Copy the records below exactly, from the line containing "Decode this image" through the last line, and leave out every picture.

- **Dataset records**:
begin
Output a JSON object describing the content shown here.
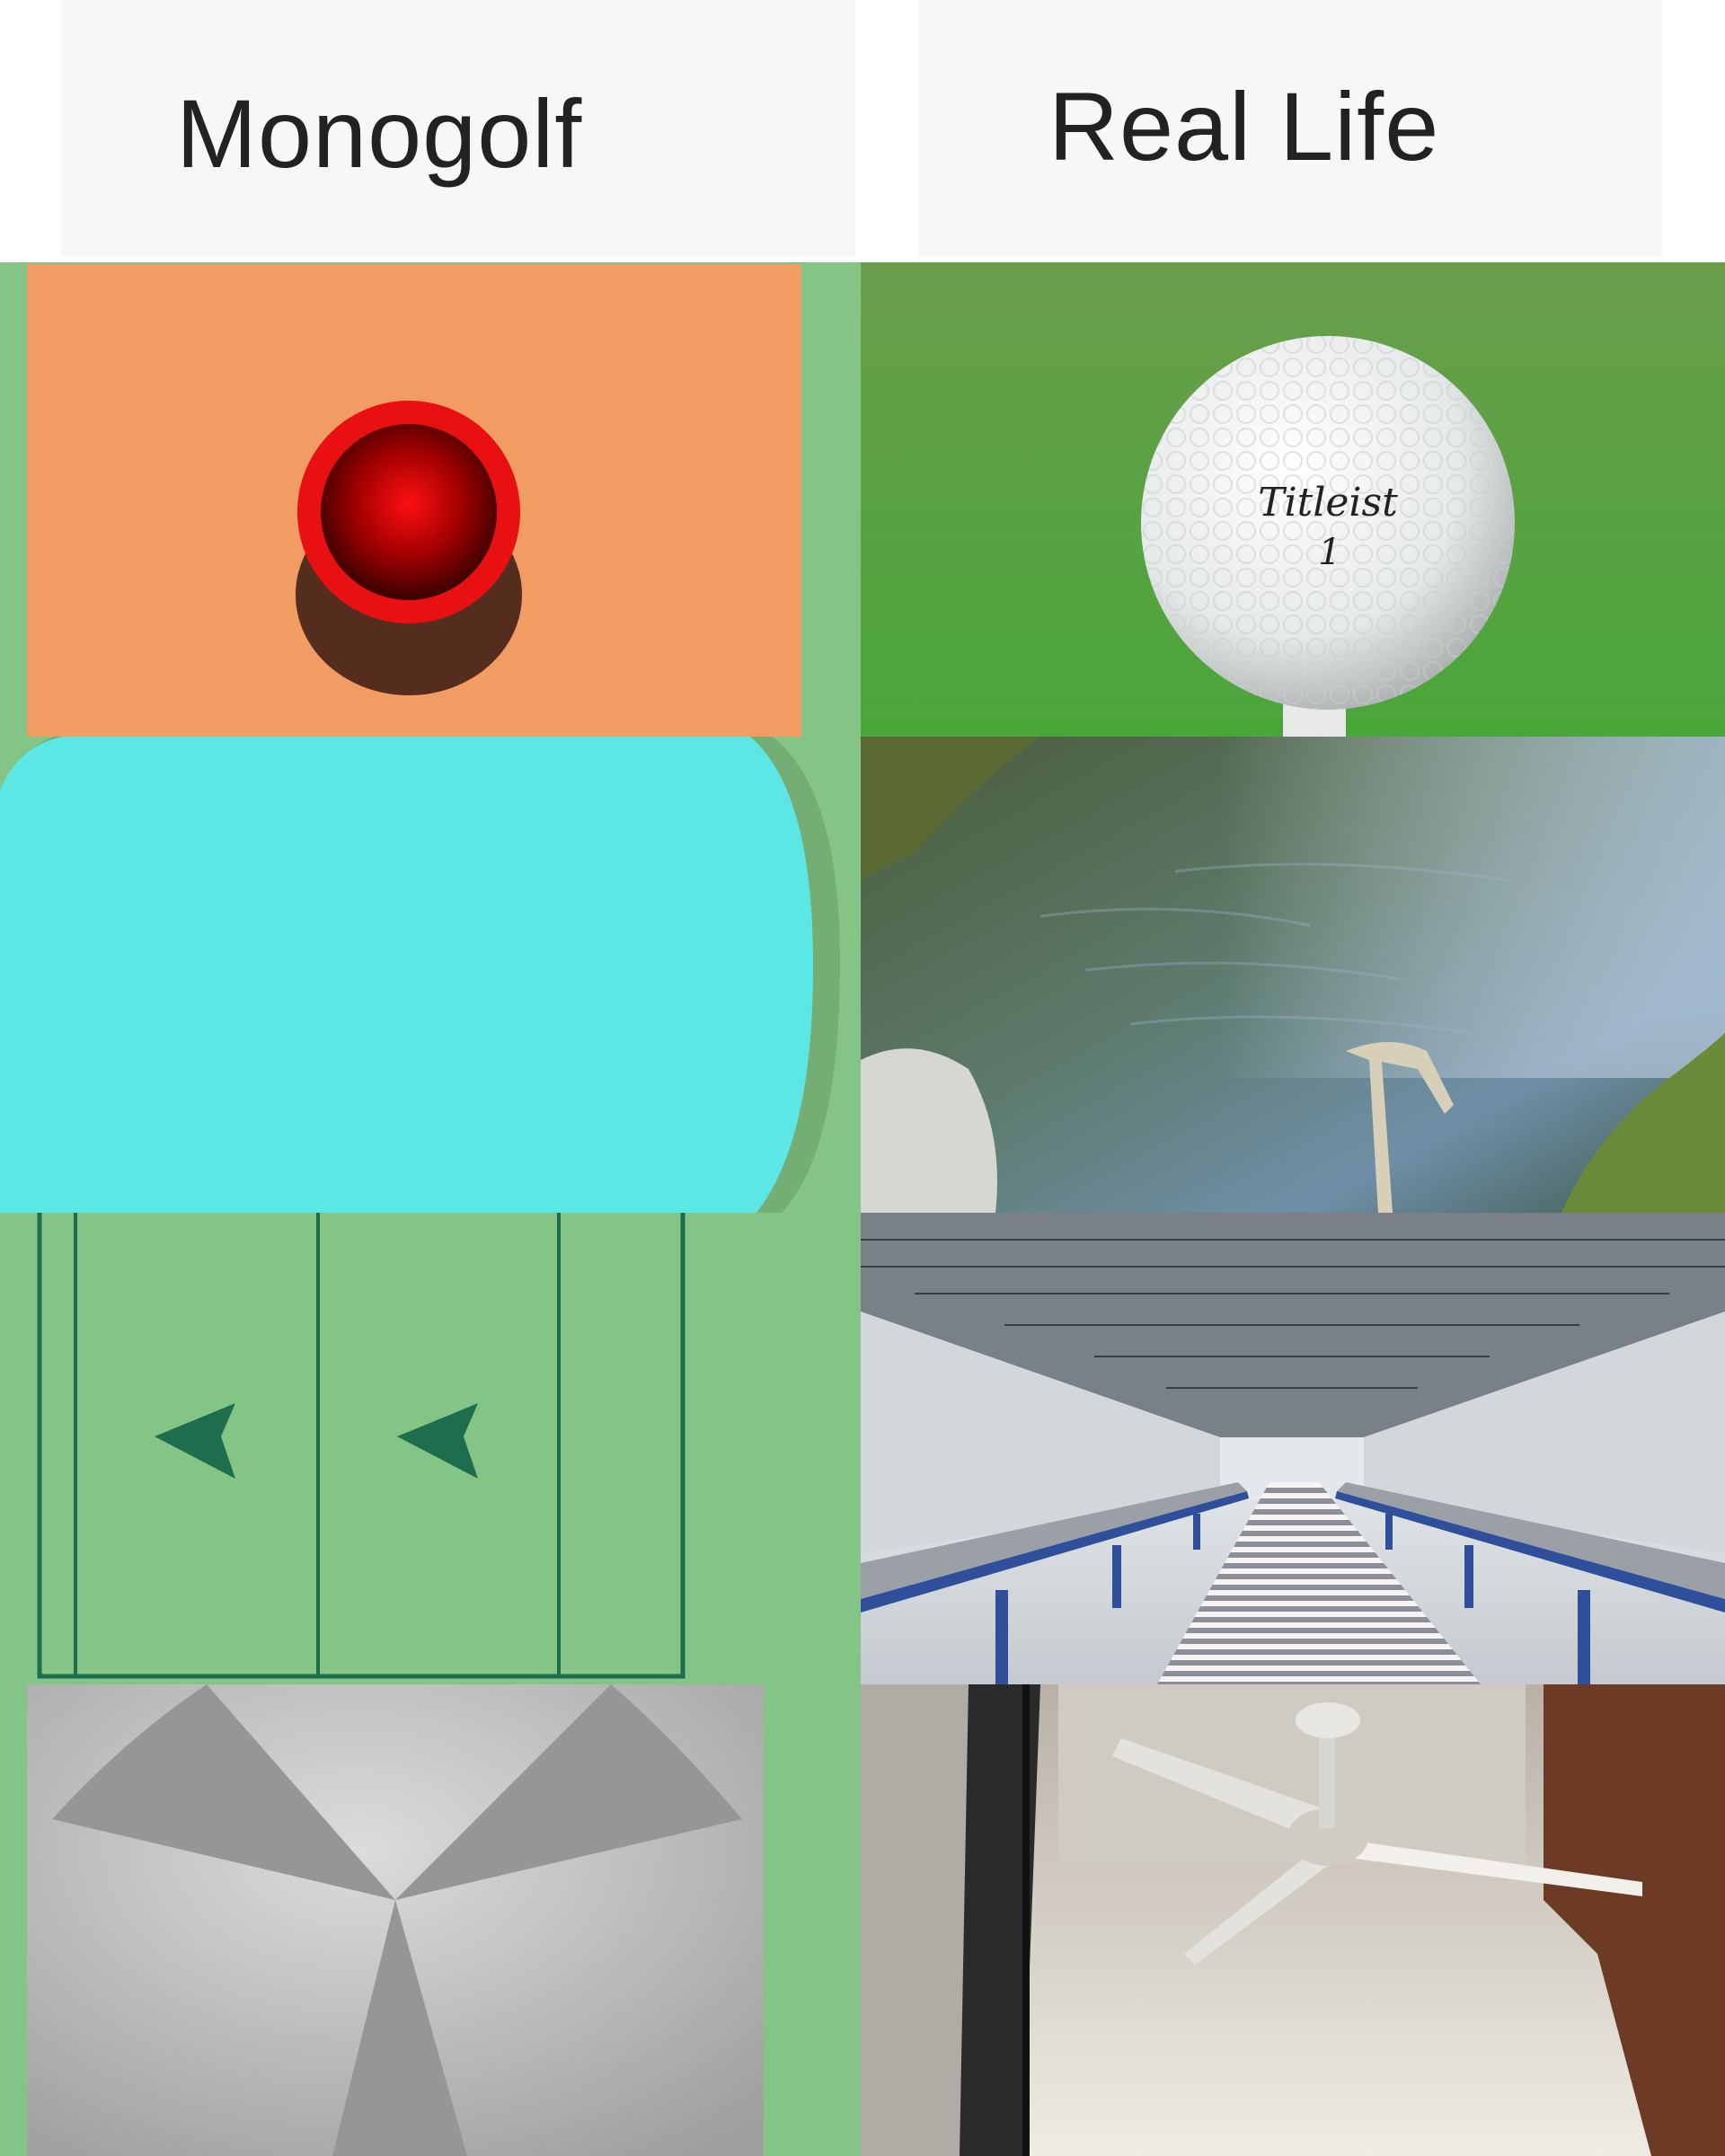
{
  "header": {
    "left_title": "Monogolf",
    "right_title": "Real Life"
  },
  "panels": [
    {
      "row": 1,
      "game": "ball-hole",
      "real": "golf-ball",
      "real_print": {
        "brand": "Titleist",
        "number": "1"
      }
    },
    {
      "row": 2,
      "game": "water-hazard",
      "real": "pond"
    },
    {
      "row": 3,
      "game": "conveyor-arrows",
      "real": "roller-conveyor-warehouse"
    },
    {
      "row": 4,
      "game": "fan-blades",
      "real": "ceiling-fan"
    }
  ],
  "colors": {
    "grass": "#84c486",
    "orange_tile": "#f19c63",
    "ball_red": "#e01010",
    "water": "#5de7e4",
    "arrow": "#1e6e4e",
    "fan_gray": "#b2b2b2",
    "fan_blade": "#969696"
  }
}
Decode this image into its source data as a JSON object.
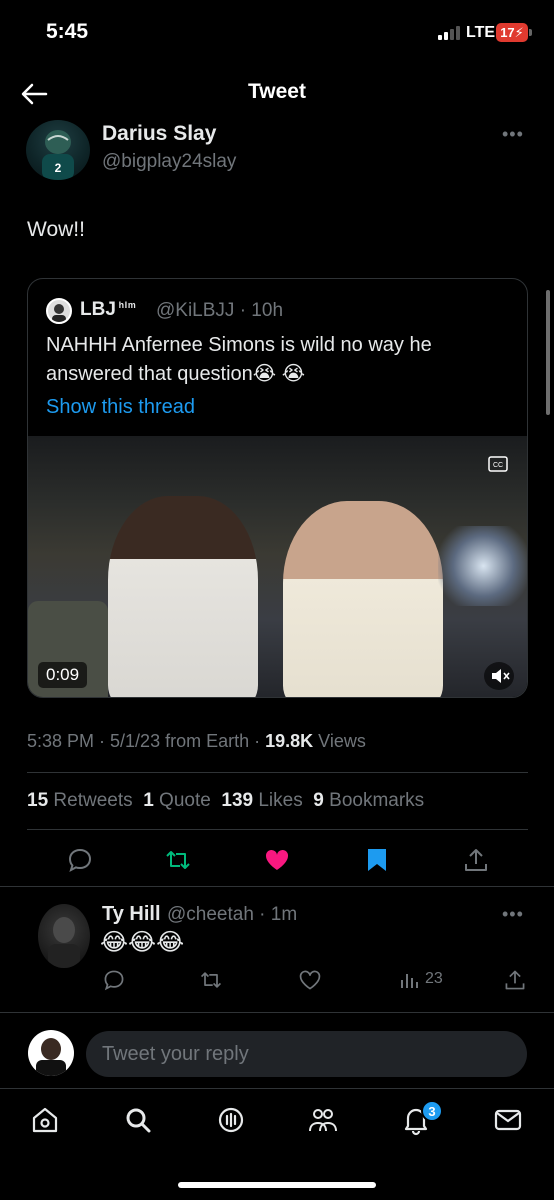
{
  "status_bar": {
    "time": "5:45",
    "network": "LTE",
    "battery": "17"
  },
  "header": {
    "title": "Tweet"
  },
  "tweet": {
    "author_name": "Darius Slay",
    "author_handle": "@bigplay24slay",
    "text": "Wow!!",
    "quote": {
      "name": "LBJ",
      "name_suffix": "ʰᴵᵐ",
      "handle_time": "@KiLBJJ · 10h",
      "text": "NAHHH Anfernee Simons is wild no way he answered that question😭 😭",
      "show_thread": "Show this thread",
      "video_duration": "0:09"
    },
    "meta": {
      "time_date_source": "5:38 PM · 5/1/23 from Earth · ",
      "views_count": "19.8K",
      "views_label": " Views"
    },
    "stats": {
      "retweets_count": "15",
      "retweets_label": "Retweets",
      "quotes_count": "1",
      "quotes_label": "Quote",
      "likes_count": "139",
      "likes_label": "Likes",
      "bookmarks_count": "9",
      "bookmarks_label": "Bookmarks"
    },
    "actions": {
      "reply_icon": "comment-icon",
      "retweet_icon": "retweet-icon",
      "like_icon": "heart-filled-icon",
      "bookmark_icon": "bookmark-filled-icon",
      "share_icon": "share-icon",
      "retweet_color": "#00ba7c",
      "like_color": "#f91880",
      "bookmark_color": "#1d9bf0"
    }
  },
  "reply": {
    "name": "Ty Hill",
    "handle_time": "@cheetah · 1m",
    "text": "😂😂😂",
    "views": "23"
  },
  "composer": {
    "placeholder": "Tweet your reply"
  },
  "tab_bar": {
    "notifications_badge": "3"
  },
  "colors": {
    "accent": "#1d9bf0",
    "background": "#000000",
    "muted": "#71767b"
  }
}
end
- **RESPONSE FOR THIS EXERCISE**:
Decode this image into its source data as a JSON object.
{
  "status_bar": {
    "time": "5:45",
    "network": "LTE",
    "battery": "17"
  },
  "header": {
    "title": "Tweet"
  },
  "tweet": {
    "author_name": "Darius Slay",
    "author_handle": "@bigplay24slay",
    "text": "Wow!!",
    "quote": {
      "name": "LBJ",
      "name_suffix": "ʰᴵᵐ",
      "handle_time": "@KiLBJJ · 10h",
      "text": "NAHHH Anfernee Simons is wild no way he answered that question😭 😭",
      "show_thread": "Show this thread",
      "video_duration": "0:09"
    },
    "meta": {
      "time_date_source": "5:38 PM · 5/1/23 from Earth · ",
      "views_count": "19.8K",
      "views_label": " Views"
    },
    "stats": {
      "retweets_count": "15",
      "retweets_label": "Retweets",
      "quotes_count": "1",
      "quotes_label": "Quote",
      "likes_count": "139",
      "likes_label": "Likes",
      "bookmarks_count": "9",
      "bookmarks_label": "Bookmarks"
    },
    "actions": {
      "reply_icon": "comment-icon",
      "retweet_icon": "retweet-icon",
      "like_icon": "heart-filled-icon",
      "bookmark_icon": "bookmark-filled-icon",
      "share_icon": "share-icon",
      "retweet_color": "#00ba7c",
      "like_color": "#f91880",
      "bookmark_color": "#1d9bf0"
    }
  },
  "reply": {
    "name": "Ty Hill",
    "handle_time": "@cheetah · 1m",
    "text": "😂😂😂",
    "views": "23"
  },
  "composer": {
    "placeholder": "Tweet your reply"
  },
  "tab_bar": {
    "notifications_badge": "3"
  },
  "colors": {
    "accent": "#1d9bf0",
    "background": "#000000",
    "muted": "#71767b"
  }
}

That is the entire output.